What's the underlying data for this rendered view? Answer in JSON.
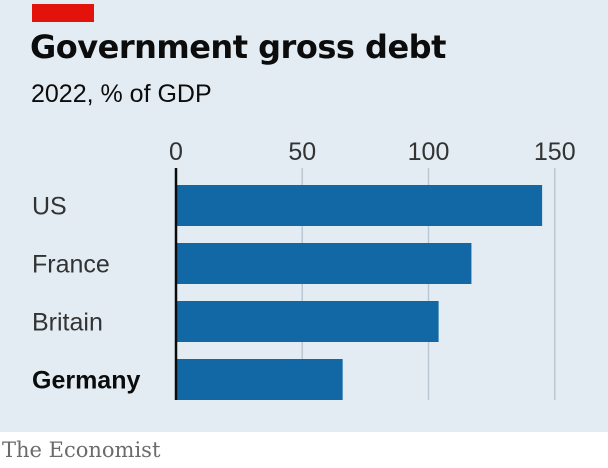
{
  "header": {
    "title": "Government gross debt",
    "subtitle": "2022, % of GDP"
  },
  "footer": {
    "source": "The Economist"
  },
  "colors": {
    "bar": "#1168a4",
    "accent_tag": "#e3120b",
    "background": "#e3ecf2",
    "grid": "#b9c8d2",
    "axis": "#0c0c0c"
  },
  "chart_data": {
    "type": "bar",
    "orientation": "horizontal",
    "title": "Government gross debt",
    "subtitle": "2022, % of GDP",
    "categories": [
      "US",
      "France",
      "Britain",
      "Germany"
    ],
    "values": [
      145,
      117,
      104,
      66
    ],
    "highlight": "Germany",
    "xlim": [
      0,
      160
    ],
    "xticks": [
      "0",
      "50",
      "100",
      "150"
    ],
    "xtick_values": [
      0,
      50,
      100,
      150
    ],
    "grid": true,
    "xlabel": "",
    "ylabel": ""
  }
}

○ ○ ○

Set problem
Copy each line in the data that holds the word "subtitle".

The response
    "subtitle": "2022, % of GDP"
    "subtitle": "2022, % of GDP",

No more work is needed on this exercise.